**Short problem:** Word for word, restate every line of the listing that follows.

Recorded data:
:::

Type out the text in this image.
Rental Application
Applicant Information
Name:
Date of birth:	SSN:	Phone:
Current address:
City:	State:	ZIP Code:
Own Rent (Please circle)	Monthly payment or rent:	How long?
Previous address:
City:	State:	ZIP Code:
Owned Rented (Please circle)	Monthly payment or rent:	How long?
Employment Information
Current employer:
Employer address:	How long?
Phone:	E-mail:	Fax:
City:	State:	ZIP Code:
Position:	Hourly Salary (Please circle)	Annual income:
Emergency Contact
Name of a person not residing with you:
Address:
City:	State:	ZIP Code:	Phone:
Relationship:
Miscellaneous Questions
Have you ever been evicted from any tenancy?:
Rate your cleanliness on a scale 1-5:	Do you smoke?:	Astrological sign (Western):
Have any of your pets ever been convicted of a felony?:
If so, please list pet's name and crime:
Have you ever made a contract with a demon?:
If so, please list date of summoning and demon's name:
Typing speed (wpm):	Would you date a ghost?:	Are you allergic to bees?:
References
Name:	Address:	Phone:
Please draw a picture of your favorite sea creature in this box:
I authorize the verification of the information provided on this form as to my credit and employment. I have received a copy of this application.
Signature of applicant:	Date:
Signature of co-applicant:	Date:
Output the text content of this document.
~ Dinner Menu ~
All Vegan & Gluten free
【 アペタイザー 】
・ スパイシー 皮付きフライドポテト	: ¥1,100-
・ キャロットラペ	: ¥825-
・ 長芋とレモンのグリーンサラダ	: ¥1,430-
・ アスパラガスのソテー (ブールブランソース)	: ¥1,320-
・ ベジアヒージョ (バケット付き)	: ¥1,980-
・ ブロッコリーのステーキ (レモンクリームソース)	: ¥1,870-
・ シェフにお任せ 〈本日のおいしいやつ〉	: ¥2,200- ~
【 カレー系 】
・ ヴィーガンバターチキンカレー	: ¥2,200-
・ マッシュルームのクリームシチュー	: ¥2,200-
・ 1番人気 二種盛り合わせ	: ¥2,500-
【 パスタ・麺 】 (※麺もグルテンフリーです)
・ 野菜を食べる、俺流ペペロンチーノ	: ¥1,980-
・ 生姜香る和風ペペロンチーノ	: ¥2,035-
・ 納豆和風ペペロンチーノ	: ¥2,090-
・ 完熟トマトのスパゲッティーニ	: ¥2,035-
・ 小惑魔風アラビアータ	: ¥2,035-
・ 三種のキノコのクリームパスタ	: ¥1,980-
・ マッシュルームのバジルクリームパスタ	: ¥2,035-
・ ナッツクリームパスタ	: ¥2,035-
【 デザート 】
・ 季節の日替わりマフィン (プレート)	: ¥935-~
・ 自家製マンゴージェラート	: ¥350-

:::

**Written response:**
Type out the text in this image.
Rental Application
Applicant Information
Name:
Date of birth:	SSN:	Phone:
Current address:
City:	State:	ZIP Code:
Own Rent (Please circle)	Monthly payment or rent:	How long?
Previous address:
City:	State:	ZIP Code:
Owned Rented (Please circle)	Monthly payment or rent:	How long?
Employment Information
Current employer:
Employer address:	How long?
Phone:	E-mail:	Fax:
City:	State:	ZIP Code:
Position:	Hourly Salary (Please circle)	Annual income:
Emergency Contact
Name of a person not residing with you:
Address:
City:	State:	ZIP Code:	Phone:
Relationship:
Miscellaneous Questions
Have you ever been evicted from any tenancy?:
Rate your cleanliness on a scale 1-5:	Do you smoke?:	Astrological sign (Western):
Have any of your pets ever been convicted of a felony?:
If so, please list pet's name and crime:
Have you ever made a contract with a demon?:
If so, please list date of summoning and demon's name:
Typing speed (wpm):	Would you date a ghost?:	Are you allergic to bees?:
References
Name:	Address:	Phone:
Please draw a picture of your favorite sea creature in this box:
I authorize the verification of the information provided on this form as to my credit and employment. I have received a copy of this application.
Signature of applicant:	Date:
Signature of co-applicant:	Date:
Output the text content of this document.
~ Dinner Menu ~
All Vegan & Gluten free
【 アペタイザー 】
・ スパイシー 皮付きフライドポテト	: ¥1,100-
・ キャロットラペ	: ¥825-
・ 長芋とレモンのグリーンサラダ	: ¥1,430-
・ アスパラガスのソテー (ブールブランソース)	: ¥1,320-
・ ベジアヒージョ (バケット付き)	: ¥1,980-
・ ブロッコリーのステーキ (レモンクリームソース)	: ¥1,870-
・ シェフにお任せ 〈本日のおいしいやつ〉	: ¥2,200- ~
【 カレー系 】
・ ヴィーガンバターチキンカレー	: ¥2,200-
・ マッシュルームのクリームシチュー	: ¥2,200-
・ 1番人気 二種盛り合わせ	: ¥2,500-
【 パスタ・麺 】 (※麺もグルテンフリーです)
・ 野菜を食べる、俺流ペペロンチーノ	: ¥1,980-
・ 生姜香る和風ペペロンチーノ	: ¥2,035-
・ 納豆和風ペペロンチーノ	: ¥2,090-
・ 完熟トマトのスパゲッティーニ	: ¥2,035-
・ 小惑魔風アラビアータ	: ¥2,035-
・ 三種のキノコのクリームパスタ	: ¥1,980-
・ マッシュルームのバジルクリームパスタ	: ¥2,035-
・ ナッツクリームパスタ	: ¥2,035-
【 デザート 】
・ 季節の日替わりマフィン (プレート)	: ¥935-~
・ 自家製マンゴージェラート	: ¥350-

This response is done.